*Set problem*
Filter out everything except lines holding "Equator".

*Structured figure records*

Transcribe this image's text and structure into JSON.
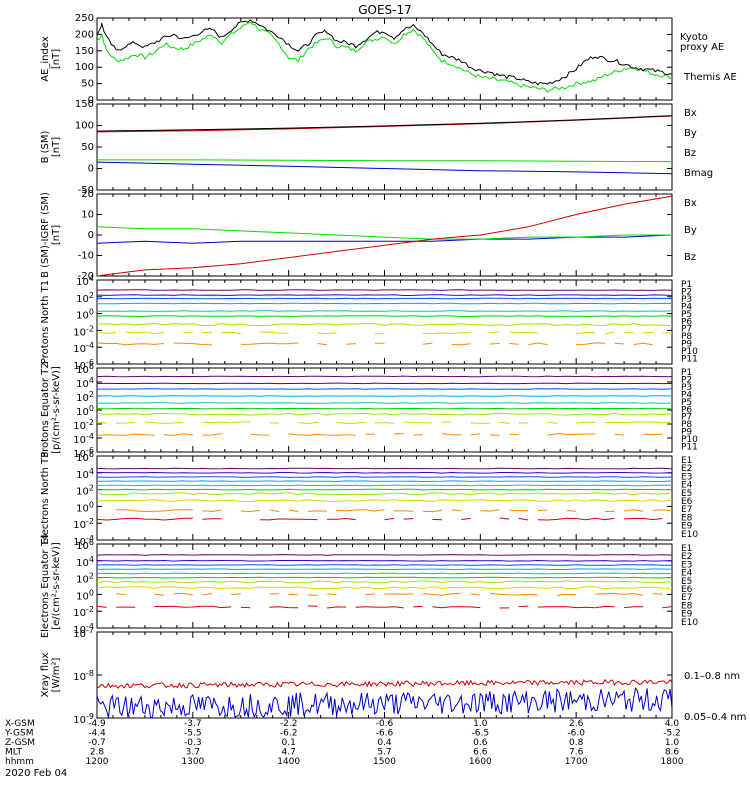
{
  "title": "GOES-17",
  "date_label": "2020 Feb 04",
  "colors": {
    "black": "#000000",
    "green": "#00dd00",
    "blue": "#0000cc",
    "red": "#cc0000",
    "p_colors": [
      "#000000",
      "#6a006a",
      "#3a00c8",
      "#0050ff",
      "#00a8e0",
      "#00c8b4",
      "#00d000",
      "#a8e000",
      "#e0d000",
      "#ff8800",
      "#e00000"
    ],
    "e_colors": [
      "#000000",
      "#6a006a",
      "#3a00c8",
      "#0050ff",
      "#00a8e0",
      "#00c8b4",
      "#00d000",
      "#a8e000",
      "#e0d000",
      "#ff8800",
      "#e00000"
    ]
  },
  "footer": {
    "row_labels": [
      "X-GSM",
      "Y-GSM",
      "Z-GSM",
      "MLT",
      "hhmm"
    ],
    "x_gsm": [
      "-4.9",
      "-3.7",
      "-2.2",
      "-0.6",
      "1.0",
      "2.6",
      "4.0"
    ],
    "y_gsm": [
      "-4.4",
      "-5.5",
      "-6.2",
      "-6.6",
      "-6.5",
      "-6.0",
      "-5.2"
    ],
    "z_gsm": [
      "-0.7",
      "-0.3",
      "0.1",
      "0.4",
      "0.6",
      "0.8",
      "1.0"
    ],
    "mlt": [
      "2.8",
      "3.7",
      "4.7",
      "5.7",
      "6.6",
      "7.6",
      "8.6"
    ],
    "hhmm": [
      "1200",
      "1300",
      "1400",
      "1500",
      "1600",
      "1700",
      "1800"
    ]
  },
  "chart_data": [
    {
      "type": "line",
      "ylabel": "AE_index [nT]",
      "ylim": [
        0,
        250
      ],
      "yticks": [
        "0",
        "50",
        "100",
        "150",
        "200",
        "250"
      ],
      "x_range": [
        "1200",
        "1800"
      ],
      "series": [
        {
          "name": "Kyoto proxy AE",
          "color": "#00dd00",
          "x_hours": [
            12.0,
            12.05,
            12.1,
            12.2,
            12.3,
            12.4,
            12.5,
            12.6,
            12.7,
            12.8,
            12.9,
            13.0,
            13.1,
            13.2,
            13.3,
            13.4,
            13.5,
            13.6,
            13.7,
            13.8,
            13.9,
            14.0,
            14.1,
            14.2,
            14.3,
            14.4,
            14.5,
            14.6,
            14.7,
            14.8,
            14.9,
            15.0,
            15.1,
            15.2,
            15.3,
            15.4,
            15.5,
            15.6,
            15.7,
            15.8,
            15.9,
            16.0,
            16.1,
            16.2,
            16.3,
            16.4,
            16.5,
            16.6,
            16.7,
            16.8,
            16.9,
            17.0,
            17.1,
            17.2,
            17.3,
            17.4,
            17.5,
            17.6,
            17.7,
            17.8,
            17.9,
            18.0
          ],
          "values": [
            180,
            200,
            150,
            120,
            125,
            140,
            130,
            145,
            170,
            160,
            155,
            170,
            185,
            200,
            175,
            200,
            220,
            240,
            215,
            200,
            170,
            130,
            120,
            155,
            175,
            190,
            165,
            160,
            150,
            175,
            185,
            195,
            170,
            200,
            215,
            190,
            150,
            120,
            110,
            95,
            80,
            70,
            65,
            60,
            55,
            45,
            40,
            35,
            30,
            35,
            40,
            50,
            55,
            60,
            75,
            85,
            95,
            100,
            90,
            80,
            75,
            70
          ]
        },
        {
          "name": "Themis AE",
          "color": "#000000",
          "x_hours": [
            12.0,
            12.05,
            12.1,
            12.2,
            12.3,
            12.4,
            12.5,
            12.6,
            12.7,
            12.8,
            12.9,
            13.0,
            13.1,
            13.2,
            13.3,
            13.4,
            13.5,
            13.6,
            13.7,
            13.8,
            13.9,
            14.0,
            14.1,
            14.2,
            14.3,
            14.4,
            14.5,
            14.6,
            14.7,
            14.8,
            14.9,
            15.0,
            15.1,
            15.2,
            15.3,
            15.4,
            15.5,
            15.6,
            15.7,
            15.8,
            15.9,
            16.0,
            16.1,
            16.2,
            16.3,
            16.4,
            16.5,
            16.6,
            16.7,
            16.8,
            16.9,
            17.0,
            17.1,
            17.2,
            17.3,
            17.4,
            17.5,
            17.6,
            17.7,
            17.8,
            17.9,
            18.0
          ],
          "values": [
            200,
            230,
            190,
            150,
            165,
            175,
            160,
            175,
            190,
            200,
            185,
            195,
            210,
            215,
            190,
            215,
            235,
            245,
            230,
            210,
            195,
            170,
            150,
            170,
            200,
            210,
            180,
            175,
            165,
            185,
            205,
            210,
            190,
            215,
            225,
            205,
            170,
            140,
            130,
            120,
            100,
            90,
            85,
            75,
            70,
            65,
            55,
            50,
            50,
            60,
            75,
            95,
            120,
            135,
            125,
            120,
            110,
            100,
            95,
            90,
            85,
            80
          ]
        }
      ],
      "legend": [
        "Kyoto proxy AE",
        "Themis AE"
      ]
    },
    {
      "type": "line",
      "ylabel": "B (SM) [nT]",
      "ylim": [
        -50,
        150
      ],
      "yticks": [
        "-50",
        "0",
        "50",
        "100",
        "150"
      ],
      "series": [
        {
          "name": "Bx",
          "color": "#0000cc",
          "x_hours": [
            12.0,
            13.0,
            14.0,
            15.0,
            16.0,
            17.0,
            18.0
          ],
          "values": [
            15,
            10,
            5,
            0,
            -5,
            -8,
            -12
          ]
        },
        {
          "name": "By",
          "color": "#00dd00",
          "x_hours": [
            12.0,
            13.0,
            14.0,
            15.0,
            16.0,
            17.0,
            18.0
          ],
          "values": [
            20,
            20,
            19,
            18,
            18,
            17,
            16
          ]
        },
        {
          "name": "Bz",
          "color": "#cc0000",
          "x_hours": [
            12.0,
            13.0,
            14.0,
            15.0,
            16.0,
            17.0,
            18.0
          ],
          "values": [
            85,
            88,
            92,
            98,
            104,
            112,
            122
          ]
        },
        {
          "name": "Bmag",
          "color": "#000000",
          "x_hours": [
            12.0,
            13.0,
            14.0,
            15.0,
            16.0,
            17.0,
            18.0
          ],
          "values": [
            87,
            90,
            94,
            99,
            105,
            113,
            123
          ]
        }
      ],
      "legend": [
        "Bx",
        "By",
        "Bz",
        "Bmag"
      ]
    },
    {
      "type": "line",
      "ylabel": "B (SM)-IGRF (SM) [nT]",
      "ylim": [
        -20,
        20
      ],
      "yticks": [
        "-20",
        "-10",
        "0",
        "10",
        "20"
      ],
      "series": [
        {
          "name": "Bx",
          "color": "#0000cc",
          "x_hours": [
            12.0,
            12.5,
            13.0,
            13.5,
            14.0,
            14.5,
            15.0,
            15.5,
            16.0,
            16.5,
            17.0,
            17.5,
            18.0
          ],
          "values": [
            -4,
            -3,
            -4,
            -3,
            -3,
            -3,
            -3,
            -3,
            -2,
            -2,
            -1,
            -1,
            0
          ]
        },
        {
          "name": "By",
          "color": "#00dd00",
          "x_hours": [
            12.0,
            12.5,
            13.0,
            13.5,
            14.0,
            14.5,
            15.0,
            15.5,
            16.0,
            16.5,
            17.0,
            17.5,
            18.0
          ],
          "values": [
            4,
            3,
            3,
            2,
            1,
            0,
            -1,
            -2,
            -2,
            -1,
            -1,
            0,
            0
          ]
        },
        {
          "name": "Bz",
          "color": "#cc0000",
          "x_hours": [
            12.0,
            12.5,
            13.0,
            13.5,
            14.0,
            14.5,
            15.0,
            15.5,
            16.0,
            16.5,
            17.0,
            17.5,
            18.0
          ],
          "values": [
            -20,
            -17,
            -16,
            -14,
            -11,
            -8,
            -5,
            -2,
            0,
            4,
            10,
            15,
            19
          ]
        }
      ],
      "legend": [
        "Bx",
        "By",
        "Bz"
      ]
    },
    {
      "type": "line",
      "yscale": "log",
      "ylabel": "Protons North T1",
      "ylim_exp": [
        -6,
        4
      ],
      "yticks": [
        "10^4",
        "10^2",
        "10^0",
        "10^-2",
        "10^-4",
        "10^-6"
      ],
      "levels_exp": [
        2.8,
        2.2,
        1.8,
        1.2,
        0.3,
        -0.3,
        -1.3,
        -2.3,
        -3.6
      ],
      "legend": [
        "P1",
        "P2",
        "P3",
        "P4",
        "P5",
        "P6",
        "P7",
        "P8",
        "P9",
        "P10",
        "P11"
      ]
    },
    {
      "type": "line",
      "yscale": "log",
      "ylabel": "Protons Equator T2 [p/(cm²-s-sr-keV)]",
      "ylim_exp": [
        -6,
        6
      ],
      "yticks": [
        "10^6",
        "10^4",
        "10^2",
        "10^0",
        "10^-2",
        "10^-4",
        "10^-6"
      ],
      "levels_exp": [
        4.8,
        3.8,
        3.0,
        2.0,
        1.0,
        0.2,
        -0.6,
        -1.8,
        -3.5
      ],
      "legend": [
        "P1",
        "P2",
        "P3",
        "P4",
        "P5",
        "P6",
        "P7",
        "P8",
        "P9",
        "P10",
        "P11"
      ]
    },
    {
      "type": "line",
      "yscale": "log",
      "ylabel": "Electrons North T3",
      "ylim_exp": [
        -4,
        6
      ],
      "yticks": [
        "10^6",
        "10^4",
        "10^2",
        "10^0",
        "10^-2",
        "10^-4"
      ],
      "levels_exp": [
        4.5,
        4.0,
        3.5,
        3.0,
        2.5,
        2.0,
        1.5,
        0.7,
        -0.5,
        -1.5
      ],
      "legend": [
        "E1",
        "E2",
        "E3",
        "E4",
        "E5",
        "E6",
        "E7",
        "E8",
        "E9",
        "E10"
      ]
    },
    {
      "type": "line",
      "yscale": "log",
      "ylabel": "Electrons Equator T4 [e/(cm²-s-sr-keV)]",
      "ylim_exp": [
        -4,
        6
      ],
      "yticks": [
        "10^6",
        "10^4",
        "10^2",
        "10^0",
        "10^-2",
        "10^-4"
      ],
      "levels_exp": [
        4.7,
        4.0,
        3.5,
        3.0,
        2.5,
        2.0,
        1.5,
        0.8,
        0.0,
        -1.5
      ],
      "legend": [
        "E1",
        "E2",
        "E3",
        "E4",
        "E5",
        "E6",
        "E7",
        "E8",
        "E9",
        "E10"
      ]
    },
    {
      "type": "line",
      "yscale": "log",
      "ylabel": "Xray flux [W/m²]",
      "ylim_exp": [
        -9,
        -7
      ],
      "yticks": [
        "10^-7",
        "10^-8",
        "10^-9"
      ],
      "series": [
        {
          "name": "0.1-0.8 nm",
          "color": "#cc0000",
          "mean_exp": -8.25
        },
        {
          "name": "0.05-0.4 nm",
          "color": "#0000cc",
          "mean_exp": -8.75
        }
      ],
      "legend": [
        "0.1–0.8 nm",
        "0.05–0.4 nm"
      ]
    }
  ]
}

---

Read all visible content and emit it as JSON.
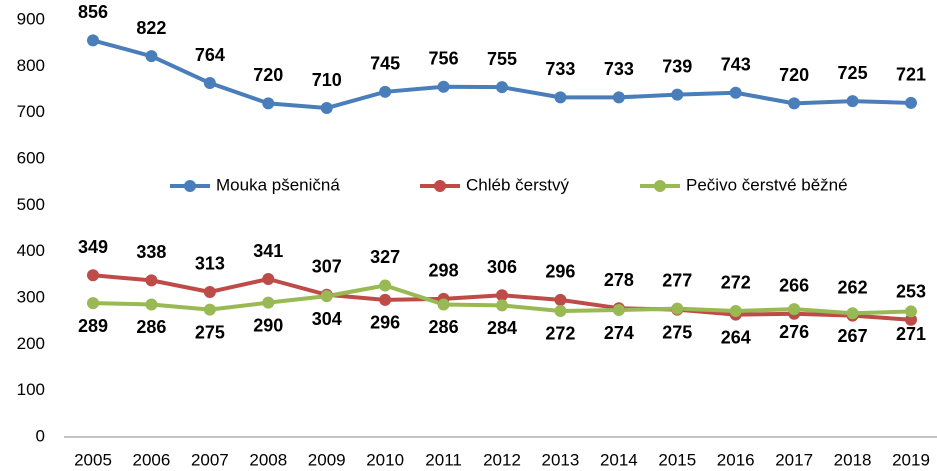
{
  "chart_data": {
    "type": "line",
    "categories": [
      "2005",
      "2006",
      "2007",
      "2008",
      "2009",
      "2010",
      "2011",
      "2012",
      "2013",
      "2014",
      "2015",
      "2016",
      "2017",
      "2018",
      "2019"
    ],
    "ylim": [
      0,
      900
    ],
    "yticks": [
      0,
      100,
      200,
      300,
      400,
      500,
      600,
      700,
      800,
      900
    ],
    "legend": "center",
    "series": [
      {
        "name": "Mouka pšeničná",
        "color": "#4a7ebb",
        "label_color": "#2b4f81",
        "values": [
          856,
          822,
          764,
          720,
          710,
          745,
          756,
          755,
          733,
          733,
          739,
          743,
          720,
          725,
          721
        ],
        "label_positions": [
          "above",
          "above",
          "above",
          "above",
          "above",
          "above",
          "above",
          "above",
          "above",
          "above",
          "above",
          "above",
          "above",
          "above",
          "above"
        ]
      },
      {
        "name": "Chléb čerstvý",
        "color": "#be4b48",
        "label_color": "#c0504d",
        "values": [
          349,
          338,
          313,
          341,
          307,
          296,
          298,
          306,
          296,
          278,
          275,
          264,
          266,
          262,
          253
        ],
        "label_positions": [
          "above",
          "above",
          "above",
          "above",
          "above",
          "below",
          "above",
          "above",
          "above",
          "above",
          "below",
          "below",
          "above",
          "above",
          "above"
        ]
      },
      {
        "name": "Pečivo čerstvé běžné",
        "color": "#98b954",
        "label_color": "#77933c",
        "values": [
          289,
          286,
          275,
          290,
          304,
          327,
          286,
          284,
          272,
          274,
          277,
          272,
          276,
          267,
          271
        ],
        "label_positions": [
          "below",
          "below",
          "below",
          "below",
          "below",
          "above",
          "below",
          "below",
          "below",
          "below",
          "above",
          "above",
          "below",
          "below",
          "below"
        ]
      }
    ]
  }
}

*Expected answer*
      "ylabel": "Protons Equator T2 [p/(cm²-s-sr-keV)]",
      "ylabel": "Electrons Equator T4 [e/(cm²-s-sr-keV)]",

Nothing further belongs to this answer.